--- start of DATASET ENTRIES ---
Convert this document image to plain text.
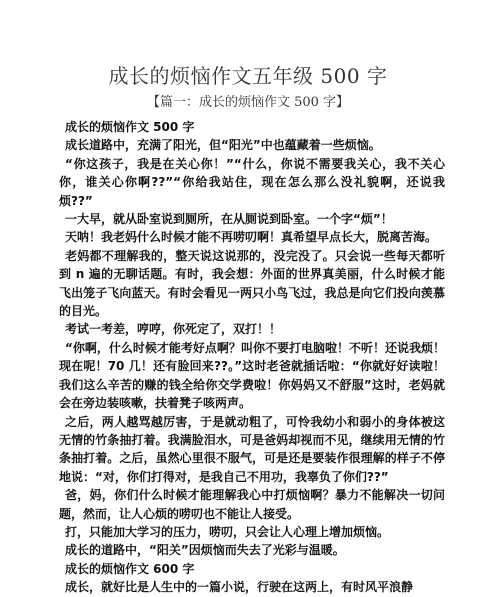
成长的烦恼作文五年级 500 字
【篇一：成长的烦恼作文 500 字】

成长的烦恼作文 500 字

成长道路中，充满了阳光，但“阳光”中也蕴藏着一些烦恼。

“你这孩子，我是在关心你！”“什么，你说不需要我关心，我不关心你，谁关心你啊??”“你给我站住，现在怎么那么没礼貌啊，还说我烦??”

一大早，就从卧室说到厕所，在从厕说到卧室。一个字“烦”！

天呐！我老妈什么时候才能不再唠叨啊！真希望早点长大，脱离苦海。

老妈都不理解我的，整天说这说那的，没完没了。只会说一些每天都听到 n 遍的无聊话题。有时，我会想：外面的世界真美丽，什么时候才能飞出笼子飞向蓝天。有时会看见一两只小鸟飞过，我总是向它们投向羡慕的目光。

考试一考差，哼哼，你死定了，双打！！

“你啊，什么时候才能考好点啊？叫你不要打电脑啦！不听！还说我烦！现在呢！70 几！还有脸回来??。”这时老爸就插话啦：“你就好好读啦！我们这么辛苦的赚的钱全给你交学费啦！你妈妈又不舒服”这时，老妈就会在旁边装咳嗽，扶着凳子咳两声。

之后，两人越骂越厉害，于是就动粗了，可怜我幼小和弱小的身体被这无情的竹条抽打着。我满脸泪水，可是爸妈却视而不见，继续用无情的竹条抽打着。之后，虽然心里很不服气，可是还是要装作很理解的样子不停地说：“对，你们打得对，是我自己不用功，我辜负了你们??”

爸，妈，你们什么时候才能理解我心中打烦恼啊？暴力不能解决一切问题，然而，让人心烦的唠叨也不能让人接受。

打，只能加大学习的压力，唠叨，只会让人心理上增加烦恼。

成长的道路中，“阳关”因烦恼而失去了光彩与温暖。

成长的烦恼作文 600 字

成长，就好比是人生中的一篇小说，行驶在这两上，有时风平浪静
--- end of DATASET ENTRIES ---
TASK INSTRUCTIONS: Without the pictures, return all the records precisely as they stand.

EXERCISE RESULT:
Convert this document image to plain text.
成长的烦恼作文五年级 500 字
【篇一：成长的烦恼作文 500 字】

成长的烦恼作文 500 字

成长道路中，充满了阳光，但“阳光”中也蕴藏着一些烦恼。

“你这孩子，我是在关心你！”“什么，你说不需要我关心，我不关心你，谁关心你啊??”“你给我站住，现在怎么那么没礼貌啊，还说我烦??”

一大早，就从卧室说到厕所，在从厕说到卧室。一个字“烦”！

天呐！我老妈什么时候才能不再唠叨啊！真希望早点长大，脱离苦海。

老妈都不理解我的，整天说这说那的，没完没了。只会说一些每天都听到 n 遍的无聊话题。有时，我会想：外面的世界真美丽，什么时候才能飞出笼子飞向蓝天。有时会看见一两只小鸟飞过，我总是向它们投向羡慕的目光。

考试一考差，哼哼，你死定了，双打！！

“你啊，什么时候才能考好点啊？叫你不要打电脑啦！不听！还说我烦！现在呢！70 几！还有脸回来??。”这时老爸就插话啦：“你就好好读啦！我们这么辛苦的赚的钱全给你交学费啦！你妈妈又不舒服”这时，老妈就会在旁边装咳嗽，扶着凳子咳两声。

之后，两人越骂越厉害，于是就动粗了，可怜我幼小和弱小的身体被这无情的竹条抽打着。我满脸泪水，可是爸妈却视而不见，继续用无情的竹条抽打着。之后，虽然心里很不服气，可是还是要装作很理解的样子不停地说：“对，你们打得对，是我自己不用功，我辜负了你们??”

爸，妈，你们什么时候才能理解我心中打烦恼啊？暴力不能解决一切问题，然而，让人心烦的唠叨也不能让人接受。

打，只能加大学习的压力，唠叨，只会让人心理上增加烦恼。

成长的道路中，“阳关”因烦恼而失去了光彩与温暖。

成长的烦恼作文 600 字

成长，就好比是人生中的一篇小说，行驶在这两上，有时风平浪静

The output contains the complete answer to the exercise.